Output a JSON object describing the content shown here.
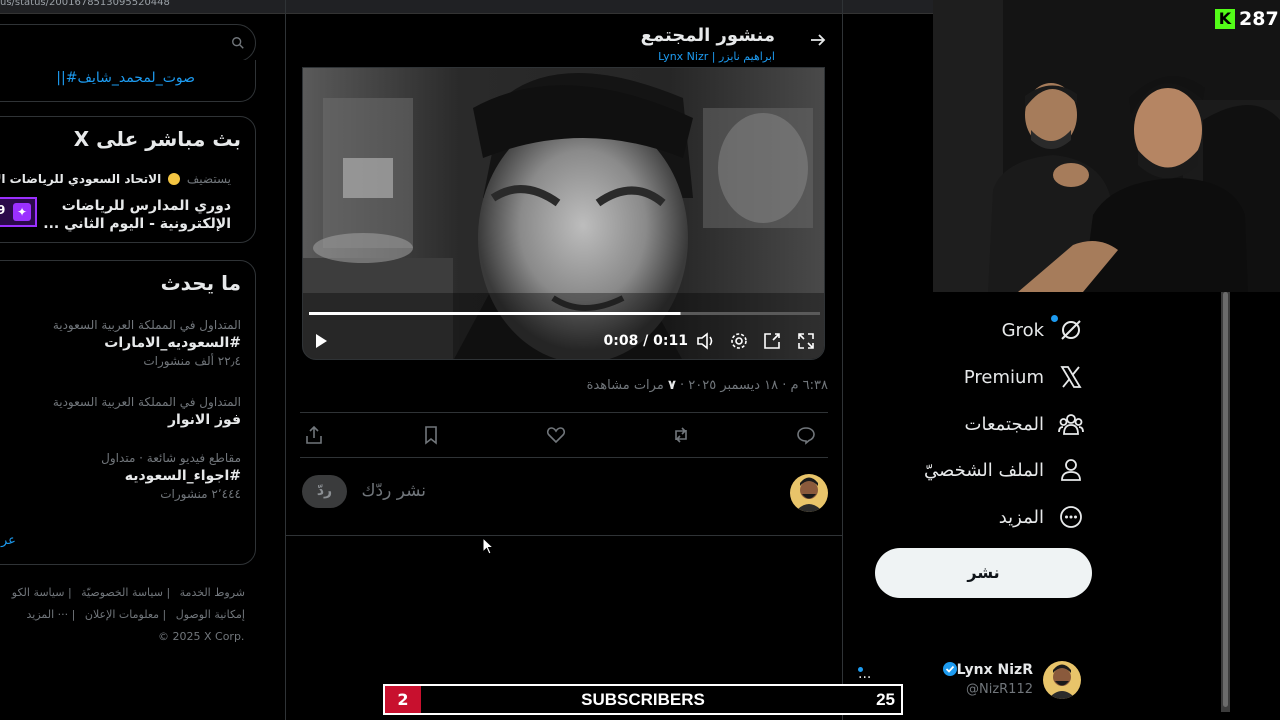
{
  "browser": {
    "url_fragment": "us/status/2001678513095520448"
  },
  "sidebar_right": {
    "search_placeholder": "",
    "hashtag_line": "||#صوت_لمحمد_شايف",
    "live": {
      "heading": "بث مباشر على X",
      "host_prefix": "يستضيف",
      "host_name": "الاتحاد السعودي للرياضات الإلك",
      "title": "دوري المدارس للرياضات الإلكترونية - اليوم الثاني ...",
      "badge_count": "9"
    },
    "trending": {
      "heading": "ما يحدث",
      "items": [
        {
          "context": "المتداول في المملكة العربية السعودية",
          "name": "#السعوديه_الامارات",
          "count": "٢٢٫٤ ألف منشورات"
        },
        {
          "context": "المتداول في المملكة العربية السعودية",
          "name": "فوز الانوار",
          "count": ""
        },
        {
          "context": "مقاطع فيديو شائعة · متداول",
          "name": "#اجواء_السعوديه",
          "count": "٢٬٤٤٤ منشورات"
        }
      ],
      "show_more": "عر"
    },
    "footer": {
      "row1": [
        "شروط الخدمة",
        "سياسة الخصوصيّة",
        "سياسة الكو"
      ],
      "row2": [
        "إمكانية الوصول",
        "معلومات الإعلان",
        "··· المزيد"
      ],
      "copyright": "© 2025 X Corp."
    }
  },
  "post": {
    "header_title": "منشور المجتمع",
    "header_sub": "Lynx Nizr | ابراهيم نايزر",
    "video": {
      "time": "0:08 / 0:11",
      "progress": 0.727
    },
    "meta": {
      "time": "٦:٣٨ م · ١٨ ديسمبر ٢٠٢٥",
      "views_count": "٧",
      "views_label": "مرات مشاهدة"
    },
    "reply_placeholder": "نشر ردّك",
    "reply_button": "ردّ"
  },
  "nav": {
    "items": [
      {
        "label": "Grok",
        "icon": "grok-icon"
      },
      {
        "label": "Premium",
        "icon": "x-logo-icon"
      },
      {
        "label": "المجتمعات",
        "icon": "communities-icon"
      },
      {
        "label": "الملف الشخصيّ",
        "icon": "profile-icon"
      },
      {
        "label": "المزيد",
        "icon": "more-circle-icon"
      }
    ],
    "post_button": "نشر"
  },
  "account": {
    "name": "Lynx NizR",
    "handle": "@NizR112",
    "more": "..."
  },
  "stream": {
    "kick_viewers": "287",
    "subscribers": {
      "left": "2",
      "label": "SUBSCRIBERS",
      "right": "25"
    }
  },
  "colors": {
    "accent": "#1d9bf0",
    "kick": "#53fc18",
    "sub_red": "#c8102e"
  }
}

◆ What needs to be done
Pick each line holding the word "منشورات" out of the listing.

◆ Complete output
          "count": "٢٢٫٤ ألف منشورات"
          "count": "٢٬٤٤٤ منشورات"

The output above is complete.